### SHORT EXERCISE
Restate each entry word for word, leaving nothing out.

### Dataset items
☆ ☆ ☆ ☆ ☆ ☆ ☆
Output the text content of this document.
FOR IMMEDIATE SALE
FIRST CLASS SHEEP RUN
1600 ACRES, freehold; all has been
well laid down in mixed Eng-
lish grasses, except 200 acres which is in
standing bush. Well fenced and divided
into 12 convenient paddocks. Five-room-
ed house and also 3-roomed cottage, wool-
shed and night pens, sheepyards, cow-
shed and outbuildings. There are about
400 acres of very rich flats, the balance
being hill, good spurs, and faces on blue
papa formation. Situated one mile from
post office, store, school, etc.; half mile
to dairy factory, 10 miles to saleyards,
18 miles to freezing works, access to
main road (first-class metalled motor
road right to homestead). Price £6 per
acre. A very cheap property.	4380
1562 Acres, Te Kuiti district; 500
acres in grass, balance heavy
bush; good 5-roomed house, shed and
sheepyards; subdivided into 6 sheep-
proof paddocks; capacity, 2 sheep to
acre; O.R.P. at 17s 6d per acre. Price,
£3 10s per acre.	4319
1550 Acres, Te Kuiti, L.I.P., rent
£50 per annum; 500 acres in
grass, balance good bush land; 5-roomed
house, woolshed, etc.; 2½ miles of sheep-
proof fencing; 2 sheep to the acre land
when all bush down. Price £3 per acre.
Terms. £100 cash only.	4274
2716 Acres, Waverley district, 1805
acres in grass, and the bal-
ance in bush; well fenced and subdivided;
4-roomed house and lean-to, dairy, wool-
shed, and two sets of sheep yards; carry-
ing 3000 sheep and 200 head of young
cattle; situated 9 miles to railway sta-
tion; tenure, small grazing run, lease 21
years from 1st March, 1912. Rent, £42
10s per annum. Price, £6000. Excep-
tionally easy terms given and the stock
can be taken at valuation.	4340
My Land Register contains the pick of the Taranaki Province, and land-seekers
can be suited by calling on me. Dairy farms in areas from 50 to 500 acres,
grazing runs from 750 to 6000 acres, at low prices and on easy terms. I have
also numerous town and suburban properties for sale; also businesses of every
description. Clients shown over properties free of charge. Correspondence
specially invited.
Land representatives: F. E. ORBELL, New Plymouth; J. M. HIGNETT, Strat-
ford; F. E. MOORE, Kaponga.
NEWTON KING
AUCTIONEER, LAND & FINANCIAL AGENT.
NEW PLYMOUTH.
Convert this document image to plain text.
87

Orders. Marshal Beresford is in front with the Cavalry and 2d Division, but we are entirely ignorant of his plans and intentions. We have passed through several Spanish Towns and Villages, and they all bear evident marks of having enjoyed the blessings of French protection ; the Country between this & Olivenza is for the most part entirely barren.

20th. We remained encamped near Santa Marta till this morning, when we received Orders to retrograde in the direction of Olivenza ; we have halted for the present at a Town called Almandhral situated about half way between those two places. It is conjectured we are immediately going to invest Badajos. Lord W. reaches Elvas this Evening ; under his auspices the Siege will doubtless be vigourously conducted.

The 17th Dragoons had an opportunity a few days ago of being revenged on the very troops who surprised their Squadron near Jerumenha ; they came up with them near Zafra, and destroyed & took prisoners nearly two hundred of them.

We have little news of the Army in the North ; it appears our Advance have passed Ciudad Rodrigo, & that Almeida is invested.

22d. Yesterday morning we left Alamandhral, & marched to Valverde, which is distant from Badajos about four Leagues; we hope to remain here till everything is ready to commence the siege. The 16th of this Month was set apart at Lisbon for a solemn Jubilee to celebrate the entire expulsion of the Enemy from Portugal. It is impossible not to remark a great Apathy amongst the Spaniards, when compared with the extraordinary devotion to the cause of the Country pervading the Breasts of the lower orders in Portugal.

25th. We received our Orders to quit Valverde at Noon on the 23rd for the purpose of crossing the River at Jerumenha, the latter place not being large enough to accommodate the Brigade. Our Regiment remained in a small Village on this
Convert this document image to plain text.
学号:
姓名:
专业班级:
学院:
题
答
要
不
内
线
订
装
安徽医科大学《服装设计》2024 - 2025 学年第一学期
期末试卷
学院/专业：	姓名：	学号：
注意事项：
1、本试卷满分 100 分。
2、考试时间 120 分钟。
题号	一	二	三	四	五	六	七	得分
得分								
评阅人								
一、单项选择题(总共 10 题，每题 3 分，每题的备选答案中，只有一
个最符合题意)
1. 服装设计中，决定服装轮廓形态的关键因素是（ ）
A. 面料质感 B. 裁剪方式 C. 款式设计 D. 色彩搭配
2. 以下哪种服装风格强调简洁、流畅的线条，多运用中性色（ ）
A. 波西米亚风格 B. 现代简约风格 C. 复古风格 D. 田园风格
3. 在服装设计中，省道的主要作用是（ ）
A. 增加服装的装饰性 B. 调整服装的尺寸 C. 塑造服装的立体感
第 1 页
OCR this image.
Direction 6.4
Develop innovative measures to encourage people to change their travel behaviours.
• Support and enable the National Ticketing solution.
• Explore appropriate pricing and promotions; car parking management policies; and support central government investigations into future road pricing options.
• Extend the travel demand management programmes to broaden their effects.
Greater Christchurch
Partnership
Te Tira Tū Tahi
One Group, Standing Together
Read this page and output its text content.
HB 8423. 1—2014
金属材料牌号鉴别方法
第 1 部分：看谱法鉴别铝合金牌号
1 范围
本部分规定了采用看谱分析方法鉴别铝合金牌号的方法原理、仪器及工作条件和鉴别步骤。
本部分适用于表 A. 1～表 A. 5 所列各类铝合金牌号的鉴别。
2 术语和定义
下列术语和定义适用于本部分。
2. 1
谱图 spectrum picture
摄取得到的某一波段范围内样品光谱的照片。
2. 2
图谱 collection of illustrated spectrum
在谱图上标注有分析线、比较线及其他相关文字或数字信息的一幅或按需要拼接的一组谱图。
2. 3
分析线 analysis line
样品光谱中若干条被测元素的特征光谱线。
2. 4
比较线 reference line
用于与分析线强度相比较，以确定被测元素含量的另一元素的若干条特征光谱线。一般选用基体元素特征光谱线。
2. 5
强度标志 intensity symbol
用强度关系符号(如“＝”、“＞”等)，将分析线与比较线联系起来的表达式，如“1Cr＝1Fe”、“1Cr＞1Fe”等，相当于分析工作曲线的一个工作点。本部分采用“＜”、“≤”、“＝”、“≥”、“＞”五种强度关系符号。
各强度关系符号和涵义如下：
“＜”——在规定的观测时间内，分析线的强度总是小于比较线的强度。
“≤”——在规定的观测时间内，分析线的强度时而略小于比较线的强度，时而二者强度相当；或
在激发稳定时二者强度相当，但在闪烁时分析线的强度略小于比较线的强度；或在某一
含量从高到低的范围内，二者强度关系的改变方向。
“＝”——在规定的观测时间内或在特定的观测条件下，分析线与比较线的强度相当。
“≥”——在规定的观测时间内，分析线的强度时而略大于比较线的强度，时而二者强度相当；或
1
☆ ☆ ☆ ☆ ☆ ☆ ☆
### TASK RESPONSE
Output the text content of this document.
FOR IMMEDIATE SALE
FIRST CLASS SHEEP RUN
1600 ACRES, freehold; all has been
well laid down in mixed Eng-
lish grasses, except 200 acres which is in
standing bush. Well fenced and divided
into 12 convenient paddocks. Five-room-
ed house and also 3-roomed cottage, wool-
shed and night pens, sheepyards, cow-
shed and outbuildings. There are about
400 acres of very rich flats, the balance
being hill, good spurs, and faces on blue
papa formation. Situated one mile from
post office, store, school, etc.; half mile
to dairy factory, 10 miles to saleyards,
18 miles to freezing works, access to
main road (first-class metalled motor
road right to homestead). Price £6 per
acre. A very cheap property.	4380
1562 Acres, Te Kuiti district; 500
acres in grass, balance heavy
bush; good 5-roomed house, shed and
sheepyards; subdivided into 6 sheep-
proof paddocks; capacity, 2 sheep to
acre; O.R.P. at 17s 6d per acre. Price,
£3 10s per acre.	4319
1550 Acres, Te Kuiti, L.I.P., rent
£50 per annum; 500 acres in
grass, balance good bush land; 5-roomed
house, woolshed, etc.; 2½ miles of sheep-
proof fencing; 2 sheep to the acre land
when all bush down. Price £3 per acre.
Terms. £100 cash only.	4274
2716 Acres, Waverley district, 1805
acres in grass, and the bal-
ance in bush; well fenced and subdivided;
4-roomed house and lean-to, dairy, wool-
shed, and two sets of sheep yards; carry-
ing 3000 sheep and 200 head of young
cattle; situated 9 miles to railway sta-
tion; tenure, small grazing run, lease 21
years from 1st March, 1912. Rent, £42
10s per annum. Price, £6000. Excep-
tionally easy terms given and the stock
can be taken at valuation.	4340
My Land Register contains the pick of the Taranaki Province, and land-seekers
can be suited by calling on me. Dairy farms in areas from 50 to 500 acres,
grazing runs from 750 to 6000 acres, at low prices and on easy terms. I have
also numerous town and suburban properties for sale; also businesses of every
description. Clients shown over properties free of charge. Correspondence
specially invited.
Land representatives: F. E. ORBELL, New Plymouth; J. M. HIGNETT, Strat-
ford; F. E. MOORE, Kaponga.
NEWTON KING
AUCTIONEER, LAND & FINANCIAL AGENT.
NEW PLYMOUTH.
Convert this document image to plain text.
87

Orders. Marshal Beresford is in front with the Cavalry and 2d Division, but we are entirely ignorant of his plans and intentions. We have passed through several Spanish Towns and Villages, and they all bear evident marks of having enjoyed the blessings of French protection ; the Country between this & Olivenza is for the most part entirely barren.

20th. We remained encamped near Santa Marta till this morning, when we received Orders to retrograde in the direction of Olivenza ; we have halted for the present at a Town called Almandhral situated about half way between those two places. It is conjectured we are immediately going to invest Badajos. Lord W. reaches Elvas this Evening ; under his auspices the Siege will doubtless be vigourously conducted.

The 17th Dragoons had an opportunity a few days ago of being revenged on the very troops who surprised their Squadron near Jerumenha ; they came up with them near Zafra, and destroyed & took prisoners nearly two hundred of them.

We have little news of the Army in the North ; it appears our Advance have passed Ciudad Rodrigo, & that Almeida is invested.

22d. Yesterday morning we left Alamandhral, & marched to Valverde, which is distant from Badajos about four Leagues; we hope to remain here till everything is ready to commence the siege. The 16th of this Month was set apart at Lisbon for a solemn Jubilee to celebrate the entire expulsion of the Enemy from Portugal. It is impossible not to remark a great Apathy amongst the Spaniards, when compared with the extraordinary devotion to the cause of the Country pervading the Breasts of the lower orders in Portugal.

25th. We received our Orders to quit Valverde at Noon on the 23rd for the purpose of crossing the River at Jerumenha, the latter place not being large enough to accommodate the Brigade. Our Regiment remained in a small Village on this
Convert this document image to plain text.
学号:
姓名:
专业班级:
学院:
题
答
要
不
内
线
订
装
安徽医科大学《服装设计》2024 - 2025 学年第一学期
期末试卷
学院/专业：	姓名：	学号：
注意事项：
1、本试卷满分 100 分。
2、考试时间 120 分钟。
题号	一	二	三	四	五	六	七	得分
得分								
评阅人								
一、单项选择题(总共 10 题，每题 3 分，每题的备选答案中，只有一
个最符合题意)
1. 服装设计中，决定服装轮廓形态的关键因素是（ ）
A. 面料质感 B. 裁剪方式 C. 款式设计 D. 色彩搭配
2. 以下哪种服装风格强调简洁、流畅的线条，多运用中性色（ ）
A. 波西米亚风格 B. 现代简约风格 C. 复古风格 D. 田园风格
3. 在服装设计中，省道的主要作用是（ ）
A. 增加服装的装饰性 B. 调整服装的尺寸 C. 塑造服装的立体感
第 1 页
OCR this image.
Direction 6.4
Develop innovative measures to encourage people to change their travel behaviours.
• Support and enable the National Ticketing solution.
• Explore appropriate pricing and promotions; car parking management policies; and support central government investigations into future road pricing options.
• Extend the travel demand management programmes to broaden their effects.
Greater Christchurch
Partnership
Te Tira Tū Tahi
One Group, Standing Together
Read this page and output its text content.
HB 8423. 1—2014
金属材料牌号鉴别方法
第 1 部分：看谱法鉴别铝合金牌号
1 范围
本部分规定了采用看谱分析方法鉴别铝合金牌号的方法原理、仪器及工作条件和鉴别步骤。
本部分适用于表 A. 1～表 A. 5 所列各类铝合金牌号的鉴别。
2 术语和定义
下列术语和定义适用于本部分。
2. 1
谱图 spectrum picture
摄取得到的某一波段范围内样品光谱的照片。
2. 2
图谱 collection of illustrated spectrum
在谱图上标注有分析线、比较线及其他相关文字或数字信息的一幅或按需要拼接的一组谱图。
2. 3
分析线 analysis line
样品光谱中若干条被测元素的特征光谱线。
2. 4
比较线 reference line
用于与分析线强度相比较，以确定被测元素含量的另一元素的若干条特征光谱线。一般选用基体元素特征光谱线。
2. 5
强度标志 intensity symbol
用强度关系符号(如“＝”、“＞”等)，将分析线与比较线联系起来的表达式，如“1Cr＝1Fe”、“1Cr＞1Fe”等，相当于分析工作曲线的一个工作点。本部分采用“＜”、“≤”、“＝”、“≥”、“＞”五种强度关系符号。
各强度关系符号和涵义如下：
“＜”——在规定的观测时间内，分析线的强度总是小于比较线的强度。
“≤”——在规定的观测时间内，分析线的强度时而略小于比较线的强度，时而二者强度相当；或
在激发稳定时二者强度相当，但在闪烁时分析线的强度略小于比较线的强度；或在某一
含量从高到低的范围内，二者强度关系的改变方向。
“＝”——在规定的观测时间内或在特定的观测条件下，分析线与比较线的强度相当。
“≥”——在规定的观测时间内，分析线的强度时而略大于比较线的强度，时而二者强度相当；或
1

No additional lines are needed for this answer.